EXTRACTED INFORMATION —
╔══
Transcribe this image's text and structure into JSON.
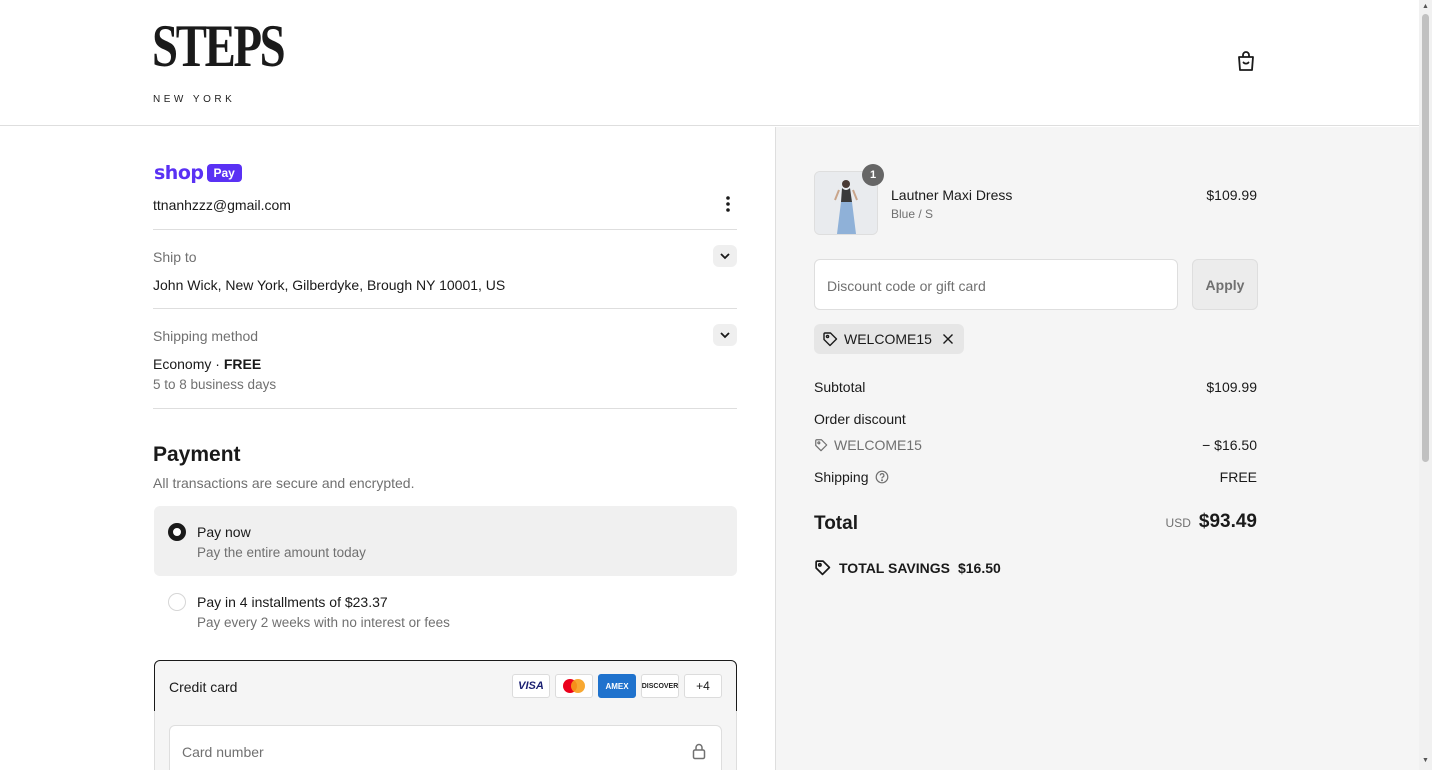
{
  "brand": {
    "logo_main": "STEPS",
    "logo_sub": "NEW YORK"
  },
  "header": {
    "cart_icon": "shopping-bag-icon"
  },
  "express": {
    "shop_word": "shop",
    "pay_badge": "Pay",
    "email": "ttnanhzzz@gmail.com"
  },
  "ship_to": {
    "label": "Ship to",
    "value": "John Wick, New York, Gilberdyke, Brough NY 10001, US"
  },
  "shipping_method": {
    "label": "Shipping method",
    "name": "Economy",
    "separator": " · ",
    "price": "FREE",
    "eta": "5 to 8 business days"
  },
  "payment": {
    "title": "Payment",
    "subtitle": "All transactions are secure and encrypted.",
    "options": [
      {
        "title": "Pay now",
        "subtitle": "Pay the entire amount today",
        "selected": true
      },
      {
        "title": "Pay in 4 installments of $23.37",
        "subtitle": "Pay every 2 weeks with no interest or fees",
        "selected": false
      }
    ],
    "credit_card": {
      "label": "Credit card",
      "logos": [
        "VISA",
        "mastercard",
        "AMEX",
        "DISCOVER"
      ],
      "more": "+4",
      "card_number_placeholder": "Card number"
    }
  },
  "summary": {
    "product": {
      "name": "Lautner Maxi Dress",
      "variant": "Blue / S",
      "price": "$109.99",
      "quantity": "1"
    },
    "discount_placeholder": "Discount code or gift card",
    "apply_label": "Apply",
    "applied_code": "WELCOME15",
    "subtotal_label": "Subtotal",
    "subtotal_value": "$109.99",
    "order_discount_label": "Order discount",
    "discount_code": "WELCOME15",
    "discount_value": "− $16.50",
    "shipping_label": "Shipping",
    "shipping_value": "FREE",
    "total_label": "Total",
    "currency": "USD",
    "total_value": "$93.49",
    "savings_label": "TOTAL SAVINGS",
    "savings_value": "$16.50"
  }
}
╚══
WHAT TO PRODUCE — Reproduce each entry verbatim, excluding any embedded images.

COMPLETE OUTPUT —
Transcribe this image's text and structure into JSON.
{
  "brand": {
    "logo_main": "STEPS",
    "logo_sub": "NEW YORK"
  },
  "header": {
    "cart_icon": "shopping-bag-icon"
  },
  "express": {
    "shop_word": "shop",
    "pay_badge": "Pay",
    "email": "ttnanhzzz@gmail.com"
  },
  "ship_to": {
    "label": "Ship to",
    "value": "John Wick, New York, Gilberdyke, Brough NY 10001, US"
  },
  "shipping_method": {
    "label": "Shipping method",
    "name": "Economy",
    "separator": " · ",
    "price": "FREE",
    "eta": "5 to 8 business days"
  },
  "payment": {
    "title": "Payment",
    "subtitle": "All transactions are secure and encrypted.",
    "options": [
      {
        "title": "Pay now",
        "subtitle": "Pay the entire amount today",
        "selected": true
      },
      {
        "title": "Pay in 4 installments of $23.37",
        "subtitle": "Pay every 2 weeks with no interest or fees",
        "selected": false
      }
    ],
    "credit_card": {
      "label": "Credit card",
      "logos": [
        "VISA",
        "mastercard",
        "AMEX",
        "DISCOVER"
      ],
      "more": "+4",
      "card_number_placeholder": "Card number"
    }
  },
  "summary": {
    "product": {
      "name": "Lautner Maxi Dress",
      "variant": "Blue / S",
      "price": "$109.99",
      "quantity": "1"
    },
    "discount_placeholder": "Discount code or gift card",
    "apply_label": "Apply",
    "applied_code": "WELCOME15",
    "subtotal_label": "Subtotal",
    "subtotal_value": "$109.99",
    "order_discount_label": "Order discount",
    "discount_code": "WELCOME15",
    "discount_value": "− $16.50",
    "shipping_label": "Shipping",
    "shipping_value": "FREE",
    "total_label": "Total",
    "currency": "USD",
    "total_value": "$93.49",
    "savings_label": "TOTAL SAVINGS",
    "savings_value": "$16.50"
  }
}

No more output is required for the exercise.